### What is being asked
Each entry must appear again exactly as it does in the source.

### Listed records
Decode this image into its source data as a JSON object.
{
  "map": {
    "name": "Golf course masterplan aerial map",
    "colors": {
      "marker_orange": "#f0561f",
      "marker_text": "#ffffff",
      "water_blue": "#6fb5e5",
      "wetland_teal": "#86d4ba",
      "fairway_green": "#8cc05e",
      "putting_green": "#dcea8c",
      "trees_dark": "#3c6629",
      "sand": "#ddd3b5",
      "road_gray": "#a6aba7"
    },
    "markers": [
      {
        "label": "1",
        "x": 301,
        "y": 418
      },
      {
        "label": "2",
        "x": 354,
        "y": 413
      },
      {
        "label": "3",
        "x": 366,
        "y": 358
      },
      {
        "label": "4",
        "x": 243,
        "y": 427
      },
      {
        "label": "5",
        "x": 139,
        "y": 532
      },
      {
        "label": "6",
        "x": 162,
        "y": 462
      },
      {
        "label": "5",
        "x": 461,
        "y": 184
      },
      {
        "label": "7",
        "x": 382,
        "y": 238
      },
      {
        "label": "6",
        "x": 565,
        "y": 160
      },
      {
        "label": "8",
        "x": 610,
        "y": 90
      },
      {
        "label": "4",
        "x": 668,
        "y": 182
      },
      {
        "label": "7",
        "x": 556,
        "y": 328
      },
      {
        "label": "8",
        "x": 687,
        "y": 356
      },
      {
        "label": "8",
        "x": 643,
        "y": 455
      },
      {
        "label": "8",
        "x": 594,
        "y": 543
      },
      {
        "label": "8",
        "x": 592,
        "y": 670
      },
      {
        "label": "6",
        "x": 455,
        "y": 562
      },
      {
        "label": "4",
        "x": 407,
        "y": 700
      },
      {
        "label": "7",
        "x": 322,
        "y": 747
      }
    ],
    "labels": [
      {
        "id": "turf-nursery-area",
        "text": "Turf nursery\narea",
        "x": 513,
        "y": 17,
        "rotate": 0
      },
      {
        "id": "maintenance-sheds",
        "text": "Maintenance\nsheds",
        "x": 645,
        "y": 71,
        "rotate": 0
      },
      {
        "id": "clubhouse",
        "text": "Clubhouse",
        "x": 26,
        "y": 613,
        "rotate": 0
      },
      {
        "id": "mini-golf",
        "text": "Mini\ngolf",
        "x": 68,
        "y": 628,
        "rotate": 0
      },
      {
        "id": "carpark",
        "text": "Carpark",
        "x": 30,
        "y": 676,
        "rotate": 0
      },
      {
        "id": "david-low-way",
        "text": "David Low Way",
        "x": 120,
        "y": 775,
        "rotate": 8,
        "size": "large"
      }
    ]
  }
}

### Completed task
Decode this image into its source data as a JSON object.
{
  "map": {
    "name": "Golf course masterplan aerial map",
    "colors": {
      "marker_orange": "#f0561f",
      "marker_text": "#ffffff",
      "water_blue": "#6fb5e5",
      "wetland_teal": "#86d4ba",
      "fairway_green": "#8cc05e",
      "putting_green": "#dcea8c",
      "trees_dark": "#3c6629",
      "sand": "#ddd3b5",
      "road_gray": "#a6aba7"
    },
    "markers": [
      {
        "label": "1",
        "x": 301,
        "y": 418
      },
      {
        "label": "2",
        "x": 354,
        "y": 413
      },
      {
        "label": "3",
        "x": 366,
        "y": 358
      },
      {
        "label": "4",
        "x": 243,
        "y": 427
      },
      {
        "label": "5",
        "x": 139,
        "y": 532
      },
      {
        "label": "6",
        "x": 162,
        "y": 462
      },
      {
        "label": "5",
        "x": 461,
        "y": 184
      },
      {
        "label": "7",
        "x": 382,
        "y": 238
      },
      {
        "label": "6",
        "x": 565,
        "y": 160
      },
      {
        "label": "8",
        "x": 610,
        "y": 90
      },
      {
        "label": "4",
        "x": 668,
        "y": 182
      },
      {
        "label": "7",
        "x": 556,
        "y": 328
      },
      {
        "label": "8",
        "x": 687,
        "y": 356
      },
      {
        "label": "8",
        "x": 643,
        "y": 455
      },
      {
        "label": "8",
        "x": 594,
        "y": 543
      },
      {
        "label": "8",
        "x": 592,
        "y": 670
      },
      {
        "label": "6",
        "x": 455,
        "y": 562
      },
      {
        "label": "4",
        "x": 407,
        "y": 700
      },
      {
        "label": "7",
        "x": 322,
        "y": 747
      }
    ],
    "labels": [
      {
        "id": "turf-nursery-area",
        "text": "Turf nursery\narea",
        "x": 513,
        "y": 17,
        "rotate": 0
      },
      {
        "id": "maintenance-sheds",
        "text": "Maintenance\nsheds",
        "x": 645,
        "y": 71,
        "rotate": 0
      },
      {
        "id": "clubhouse",
        "text": "Clubhouse",
        "x": 26,
        "y": 613,
        "rotate": 0
      },
      {
        "id": "mini-golf",
        "text": "Mini\ngolf",
        "x": 68,
        "y": 628,
        "rotate": 0
      },
      {
        "id": "carpark",
        "text": "Carpark",
        "x": 30,
        "y": 676,
        "rotate": 0
      },
      {
        "id": "david-low-way",
        "text": "David Low Way",
        "x": 120,
        "y": 775,
        "rotate": 8,
        "size": "large"
      }
    ]
  }
}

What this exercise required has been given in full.